GIVEN RECORDS

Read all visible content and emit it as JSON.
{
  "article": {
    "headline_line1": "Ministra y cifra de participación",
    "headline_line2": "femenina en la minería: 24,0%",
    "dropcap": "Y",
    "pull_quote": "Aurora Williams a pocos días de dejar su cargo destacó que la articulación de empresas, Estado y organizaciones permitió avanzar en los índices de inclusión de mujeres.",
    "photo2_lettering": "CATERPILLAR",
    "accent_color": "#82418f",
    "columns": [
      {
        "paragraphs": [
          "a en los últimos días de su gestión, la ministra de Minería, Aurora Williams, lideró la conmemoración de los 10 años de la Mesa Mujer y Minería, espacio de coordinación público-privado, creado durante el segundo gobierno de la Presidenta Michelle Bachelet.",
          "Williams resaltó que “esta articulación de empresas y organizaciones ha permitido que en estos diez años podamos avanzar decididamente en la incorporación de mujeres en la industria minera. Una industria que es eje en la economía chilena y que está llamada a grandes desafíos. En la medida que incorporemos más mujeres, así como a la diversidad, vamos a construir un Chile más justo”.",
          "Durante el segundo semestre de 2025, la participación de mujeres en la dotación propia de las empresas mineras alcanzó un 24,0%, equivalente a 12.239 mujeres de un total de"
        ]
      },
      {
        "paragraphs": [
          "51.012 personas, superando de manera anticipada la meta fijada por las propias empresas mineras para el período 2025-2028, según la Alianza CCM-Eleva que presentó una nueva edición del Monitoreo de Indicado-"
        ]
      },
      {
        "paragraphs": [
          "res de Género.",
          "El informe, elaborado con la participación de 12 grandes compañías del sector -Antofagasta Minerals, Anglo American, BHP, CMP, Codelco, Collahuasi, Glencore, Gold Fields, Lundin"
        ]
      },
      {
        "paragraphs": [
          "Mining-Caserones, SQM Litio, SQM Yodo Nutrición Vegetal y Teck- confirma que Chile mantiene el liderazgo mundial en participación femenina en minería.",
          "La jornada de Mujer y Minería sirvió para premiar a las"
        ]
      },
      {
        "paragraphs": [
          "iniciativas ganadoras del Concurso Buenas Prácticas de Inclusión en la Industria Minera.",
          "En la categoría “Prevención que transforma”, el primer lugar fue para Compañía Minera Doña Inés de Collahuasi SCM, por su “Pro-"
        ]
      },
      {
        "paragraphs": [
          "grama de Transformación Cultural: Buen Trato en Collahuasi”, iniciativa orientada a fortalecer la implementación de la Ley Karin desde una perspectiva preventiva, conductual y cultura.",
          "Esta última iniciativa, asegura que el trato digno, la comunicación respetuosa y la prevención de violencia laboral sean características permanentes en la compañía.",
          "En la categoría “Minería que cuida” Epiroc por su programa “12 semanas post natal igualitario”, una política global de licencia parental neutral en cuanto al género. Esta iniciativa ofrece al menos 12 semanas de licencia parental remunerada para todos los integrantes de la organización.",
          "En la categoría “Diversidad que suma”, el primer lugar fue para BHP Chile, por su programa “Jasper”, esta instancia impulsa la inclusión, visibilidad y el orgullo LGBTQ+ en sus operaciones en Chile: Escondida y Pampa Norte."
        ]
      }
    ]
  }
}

TASK DIRECTIONS
Take every line from the data that contains the word "lugar".

EXERCISE RESPONSE
          "En la categoría “Prevención que transforma”, el primer lugar fue para Compañía Minera Doña Inés de Collahuasi SCM, por su “Pro-"
          "En la categoría “Diversidad que suma”, el primer lugar fue para BHP Chile, por su programa “Jasper”, esta instancia impulsa la inclusión, visibilidad y el orgullo LGBTQ+ en sus operaciones en Chile: Escondida y Pampa Norte."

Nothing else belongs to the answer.